Working data:
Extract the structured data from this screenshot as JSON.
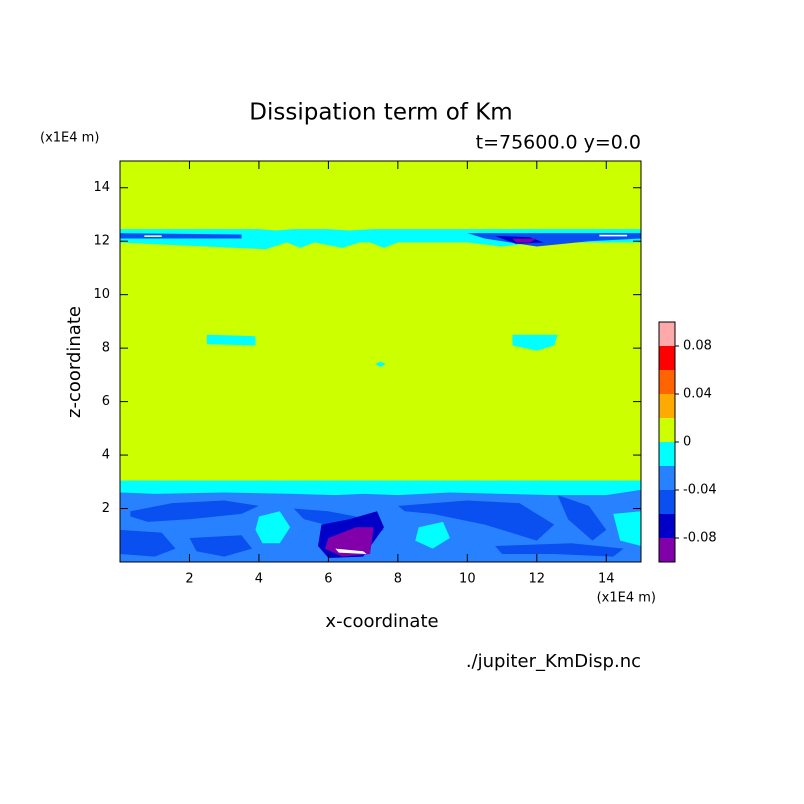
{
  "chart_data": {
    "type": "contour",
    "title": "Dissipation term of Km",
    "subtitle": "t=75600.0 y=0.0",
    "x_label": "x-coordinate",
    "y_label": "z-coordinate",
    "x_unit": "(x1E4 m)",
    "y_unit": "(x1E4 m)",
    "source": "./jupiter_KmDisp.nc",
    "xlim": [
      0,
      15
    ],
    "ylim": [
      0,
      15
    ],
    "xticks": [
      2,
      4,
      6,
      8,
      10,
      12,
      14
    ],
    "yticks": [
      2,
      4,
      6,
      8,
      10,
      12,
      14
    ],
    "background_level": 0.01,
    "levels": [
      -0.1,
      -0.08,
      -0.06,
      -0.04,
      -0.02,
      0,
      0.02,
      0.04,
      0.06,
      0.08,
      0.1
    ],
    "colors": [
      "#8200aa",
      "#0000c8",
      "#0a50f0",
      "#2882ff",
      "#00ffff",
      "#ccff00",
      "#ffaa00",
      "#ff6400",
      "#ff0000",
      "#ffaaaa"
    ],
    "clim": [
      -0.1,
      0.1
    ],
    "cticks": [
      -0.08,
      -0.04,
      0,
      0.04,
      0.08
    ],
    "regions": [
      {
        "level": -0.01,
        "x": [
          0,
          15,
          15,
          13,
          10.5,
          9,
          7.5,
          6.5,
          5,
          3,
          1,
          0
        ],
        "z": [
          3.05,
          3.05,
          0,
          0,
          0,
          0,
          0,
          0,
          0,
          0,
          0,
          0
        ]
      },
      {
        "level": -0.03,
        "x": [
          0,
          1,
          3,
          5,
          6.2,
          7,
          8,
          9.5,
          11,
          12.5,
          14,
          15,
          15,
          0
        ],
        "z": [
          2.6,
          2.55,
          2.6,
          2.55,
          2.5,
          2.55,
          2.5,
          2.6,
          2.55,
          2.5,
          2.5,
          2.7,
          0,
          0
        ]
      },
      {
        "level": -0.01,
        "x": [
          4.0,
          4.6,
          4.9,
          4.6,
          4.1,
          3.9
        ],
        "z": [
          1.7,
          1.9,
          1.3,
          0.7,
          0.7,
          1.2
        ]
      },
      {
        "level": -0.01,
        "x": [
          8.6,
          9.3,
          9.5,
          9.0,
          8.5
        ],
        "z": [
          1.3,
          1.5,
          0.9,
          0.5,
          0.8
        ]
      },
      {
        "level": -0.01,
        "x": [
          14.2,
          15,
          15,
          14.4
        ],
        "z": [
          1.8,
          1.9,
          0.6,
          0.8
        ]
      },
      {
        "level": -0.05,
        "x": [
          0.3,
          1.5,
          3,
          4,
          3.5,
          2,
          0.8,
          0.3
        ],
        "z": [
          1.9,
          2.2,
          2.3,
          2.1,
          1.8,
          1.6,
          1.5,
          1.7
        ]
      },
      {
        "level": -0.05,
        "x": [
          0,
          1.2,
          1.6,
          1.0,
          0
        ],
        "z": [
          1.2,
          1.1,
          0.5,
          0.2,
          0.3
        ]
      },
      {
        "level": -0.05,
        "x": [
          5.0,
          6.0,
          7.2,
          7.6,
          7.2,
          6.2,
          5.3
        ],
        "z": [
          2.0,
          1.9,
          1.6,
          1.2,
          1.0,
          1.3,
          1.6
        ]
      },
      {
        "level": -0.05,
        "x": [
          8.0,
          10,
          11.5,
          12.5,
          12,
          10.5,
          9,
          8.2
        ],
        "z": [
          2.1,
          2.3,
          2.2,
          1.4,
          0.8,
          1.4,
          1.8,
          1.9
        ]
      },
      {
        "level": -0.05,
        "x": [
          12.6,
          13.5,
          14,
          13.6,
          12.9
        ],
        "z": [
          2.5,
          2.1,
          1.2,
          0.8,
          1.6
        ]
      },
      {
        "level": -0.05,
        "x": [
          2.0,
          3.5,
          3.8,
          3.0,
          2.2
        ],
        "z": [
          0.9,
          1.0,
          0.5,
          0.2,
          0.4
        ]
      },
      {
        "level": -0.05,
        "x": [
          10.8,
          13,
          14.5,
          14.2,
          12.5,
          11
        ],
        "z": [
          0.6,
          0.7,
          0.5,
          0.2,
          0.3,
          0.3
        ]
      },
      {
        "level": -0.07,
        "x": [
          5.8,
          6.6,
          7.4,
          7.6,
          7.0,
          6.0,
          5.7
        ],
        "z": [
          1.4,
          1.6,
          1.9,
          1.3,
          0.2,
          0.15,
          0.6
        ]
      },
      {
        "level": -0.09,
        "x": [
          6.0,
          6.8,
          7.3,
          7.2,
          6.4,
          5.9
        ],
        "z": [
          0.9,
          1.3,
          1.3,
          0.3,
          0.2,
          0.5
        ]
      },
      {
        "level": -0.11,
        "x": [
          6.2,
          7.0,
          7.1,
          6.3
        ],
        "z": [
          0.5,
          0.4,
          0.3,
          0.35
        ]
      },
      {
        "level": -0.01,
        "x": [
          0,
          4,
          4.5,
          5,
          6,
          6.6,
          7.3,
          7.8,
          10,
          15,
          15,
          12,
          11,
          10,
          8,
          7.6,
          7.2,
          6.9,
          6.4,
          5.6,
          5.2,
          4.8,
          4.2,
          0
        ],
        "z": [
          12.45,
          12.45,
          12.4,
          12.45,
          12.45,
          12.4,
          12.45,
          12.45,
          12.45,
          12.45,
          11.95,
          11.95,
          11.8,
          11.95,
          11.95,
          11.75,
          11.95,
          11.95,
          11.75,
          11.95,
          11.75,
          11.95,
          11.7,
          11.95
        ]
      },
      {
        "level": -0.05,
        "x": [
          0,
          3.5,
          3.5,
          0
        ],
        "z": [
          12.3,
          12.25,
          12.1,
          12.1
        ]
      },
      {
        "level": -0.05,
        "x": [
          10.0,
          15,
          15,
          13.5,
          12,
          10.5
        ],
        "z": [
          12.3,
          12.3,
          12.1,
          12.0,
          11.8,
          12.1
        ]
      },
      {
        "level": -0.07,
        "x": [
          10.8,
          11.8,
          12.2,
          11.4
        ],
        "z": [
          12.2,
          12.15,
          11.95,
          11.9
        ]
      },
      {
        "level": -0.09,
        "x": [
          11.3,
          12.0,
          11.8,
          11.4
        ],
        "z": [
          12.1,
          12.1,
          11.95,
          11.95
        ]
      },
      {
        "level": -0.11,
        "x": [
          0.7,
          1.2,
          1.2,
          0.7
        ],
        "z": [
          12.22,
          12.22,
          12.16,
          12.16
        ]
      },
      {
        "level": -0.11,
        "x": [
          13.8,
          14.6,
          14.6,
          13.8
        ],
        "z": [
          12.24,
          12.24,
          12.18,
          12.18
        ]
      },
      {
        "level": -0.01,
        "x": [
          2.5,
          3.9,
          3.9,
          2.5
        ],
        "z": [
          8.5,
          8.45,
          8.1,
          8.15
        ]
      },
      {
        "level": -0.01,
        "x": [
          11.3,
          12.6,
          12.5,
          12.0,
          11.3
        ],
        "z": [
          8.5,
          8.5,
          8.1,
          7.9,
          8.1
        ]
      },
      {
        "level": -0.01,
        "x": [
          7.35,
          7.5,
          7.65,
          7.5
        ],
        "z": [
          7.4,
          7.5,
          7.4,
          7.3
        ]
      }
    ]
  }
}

Problem statement: Exclude every picture and copy the remaining data exactly.

Output for this exercise:
Extract the structured data from this screenshot as JSON.
{
  "chart_data": {
    "type": "contour",
    "title": "Dissipation term of Km",
    "subtitle": "t=75600.0 y=0.0",
    "x_label": "x-coordinate",
    "y_label": "z-coordinate",
    "x_unit": "(x1E4 m)",
    "y_unit": "(x1E4 m)",
    "source": "./jupiter_KmDisp.nc",
    "xlim": [
      0,
      15
    ],
    "ylim": [
      0,
      15
    ],
    "xticks": [
      2,
      4,
      6,
      8,
      10,
      12,
      14
    ],
    "yticks": [
      2,
      4,
      6,
      8,
      10,
      12,
      14
    ],
    "background_level": 0.01,
    "levels": [
      -0.1,
      -0.08,
      -0.06,
      -0.04,
      -0.02,
      0,
      0.02,
      0.04,
      0.06,
      0.08,
      0.1
    ],
    "colors": [
      "#8200aa",
      "#0000c8",
      "#0a50f0",
      "#2882ff",
      "#00ffff",
      "#ccff00",
      "#ffaa00",
      "#ff6400",
      "#ff0000",
      "#ffaaaa"
    ],
    "clim": [
      -0.1,
      0.1
    ],
    "cticks": [
      -0.08,
      -0.04,
      0,
      0.04,
      0.08
    ],
    "regions": [
      {
        "level": -0.01,
        "x": [
          0,
          15,
          15,
          13,
          10.5,
          9,
          7.5,
          6.5,
          5,
          3,
          1,
          0
        ],
        "z": [
          3.05,
          3.05,
          0,
          0,
          0,
          0,
          0,
          0,
          0,
          0,
          0,
          0
        ]
      },
      {
        "level": -0.03,
        "x": [
          0,
          1,
          3,
          5,
          6.2,
          7,
          8,
          9.5,
          11,
          12.5,
          14,
          15,
          15,
          0
        ],
        "z": [
          2.6,
          2.55,
          2.6,
          2.55,
          2.5,
          2.55,
          2.5,
          2.6,
          2.55,
          2.5,
          2.5,
          2.7,
          0,
          0
        ]
      },
      {
        "level": -0.01,
        "x": [
          4.0,
          4.6,
          4.9,
          4.6,
          4.1,
          3.9
        ],
        "z": [
          1.7,
          1.9,
          1.3,
          0.7,
          0.7,
          1.2
        ]
      },
      {
        "level": -0.01,
        "x": [
          8.6,
          9.3,
          9.5,
          9.0,
          8.5
        ],
        "z": [
          1.3,
          1.5,
          0.9,
          0.5,
          0.8
        ]
      },
      {
        "level": -0.01,
        "x": [
          14.2,
          15,
          15,
          14.4
        ],
        "z": [
          1.8,
          1.9,
          0.6,
          0.8
        ]
      },
      {
        "level": -0.05,
        "x": [
          0.3,
          1.5,
          3,
          4,
          3.5,
          2,
          0.8,
          0.3
        ],
        "z": [
          1.9,
          2.2,
          2.3,
          2.1,
          1.8,
          1.6,
          1.5,
          1.7
        ]
      },
      {
        "level": -0.05,
        "x": [
          0,
          1.2,
          1.6,
          1.0,
          0
        ],
        "z": [
          1.2,
          1.1,
          0.5,
          0.2,
          0.3
        ]
      },
      {
        "level": -0.05,
        "x": [
          5.0,
          6.0,
          7.2,
          7.6,
          7.2,
          6.2,
          5.3
        ],
        "z": [
          2.0,
          1.9,
          1.6,
          1.2,
          1.0,
          1.3,
          1.6
        ]
      },
      {
        "level": -0.05,
        "x": [
          8.0,
          10,
          11.5,
          12.5,
          12,
          10.5,
          9,
          8.2
        ],
        "z": [
          2.1,
          2.3,
          2.2,
          1.4,
          0.8,
          1.4,
          1.8,
          1.9
        ]
      },
      {
        "level": -0.05,
        "x": [
          12.6,
          13.5,
          14,
          13.6,
          12.9
        ],
        "z": [
          2.5,
          2.1,
          1.2,
          0.8,
          1.6
        ]
      },
      {
        "level": -0.05,
        "x": [
          2.0,
          3.5,
          3.8,
          3.0,
          2.2
        ],
        "z": [
          0.9,
          1.0,
          0.5,
          0.2,
          0.4
        ]
      },
      {
        "level": -0.05,
        "x": [
          10.8,
          13,
          14.5,
          14.2,
          12.5,
          11
        ],
        "z": [
          0.6,
          0.7,
          0.5,
          0.2,
          0.3,
          0.3
        ]
      },
      {
        "level": -0.07,
        "x": [
          5.8,
          6.6,
          7.4,
          7.6,
          7.0,
          6.0,
          5.7
        ],
        "z": [
          1.4,
          1.6,
          1.9,
          1.3,
          0.2,
          0.15,
          0.6
        ]
      },
      {
        "level": -0.09,
        "x": [
          6.0,
          6.8,
          7.3,
          7.2,
          6.4,
          5.9
        ],
        "z": [
          0.9,
          1.3,
          1.3,
          0.3,
          0.2,
          0.5
        ]
      },
      {
        "level": -0.11,
        "x": [
          6.2,
          7.0,
          7.1,
          6.3
        ],
        "z": [
          0.5,
          0.4,
          0.3,
          0.35
        ]
      },
      {
        "level": -0.01,
        "x": [
          0,
          4,
          4.5,
          5,
          6,
          6.6,
          7.3,
          7.8,
          10,
          15,
          15,
          12,
          11,
          10,
          8,
          7.6,
          7.2,
          6.9,
          6.4,
          5.6,
          5.2,
          4.8,
          4.2,
          0
        ],
        "z": [
          12.45,
          12.45,
          12.4,
          12.45,
          12.45,
          12.4,
          12.45,
          12.45,
          12.45,
          12.45,
          11.95,
          11.95,
          11.8,
          11.95,
          11.95,
          11.75,
          11.95,
          11.95,
          11.75,
          11.95,
          11.75,
          11.95,
          11.7,
          11.95
        ]
      },
      {
        "level": -0.05,
        "x": [
          0,
          3.5,
          3.5,
          0
        ],
        "z": [
          12.3,
          12.25,
          12.1,
          12.1
        ]
      },
      {
        "level": -0.05,
        "x": [
          10.0,
          15,
          15,
          13.5,
          12,
          10.5
        ],
        "z": [
          12.3,
          12.3,
          12.1,
          12.0,
          11.8,
          12.1
        ]
      },
      {
        "level": -0.07,
        "x": [
          10.8,
          11.8,
          12.2,
          11.4
        ],
        "z": [
          12.2,
          12.15,
          11.95,
          11.9
        ]
      },
      {
        "level": -0.09,
        "x": [
          11.3,
          12.0,
          11.8,
          11.4
        ],
        "z": [
          12.1,
          12.1,
          11.95,
          11.95
        ]
      },
      {
        "level": -0.11,
        "x": [
          0.7,
          1.2,
          1.2,
          0.7
        ],
        "z": [
          12.22,
          12.22,
          12.16,
          12.16
        ]
      },
      {
        "level": -0.11,
        "x": [
          13.8,
          14.6,
          14.6,
          13.8
        ],
        "z": [
          12.24,
          12.24,
          12.18,
          12.18
        ]
      },
      {
        "level": -0.01,
        "x": [
          2.5,
          3.9,
          3.9,
          2.5
        ],
        "z": [
          8.5,
          8.45,
          8.1,
          8.15
        ]
      },
      {
        "level": -0.01,
        "x": [
          11.3,
          12.6,
          12.5,
          12.0,
          11.3
        ],
        "z": [
          8.5,
          8.5,
          8.1,
          7.9,
          8.1
        ]
      },
      {
        "level": -0.01,
        "x": [
          7.35,
          7.5,
          7.65,
          7.5
        ],
        "z": [
          7.4,
          7.5,
          7.4,
          7.3
        ]
      }
    ]
  }
}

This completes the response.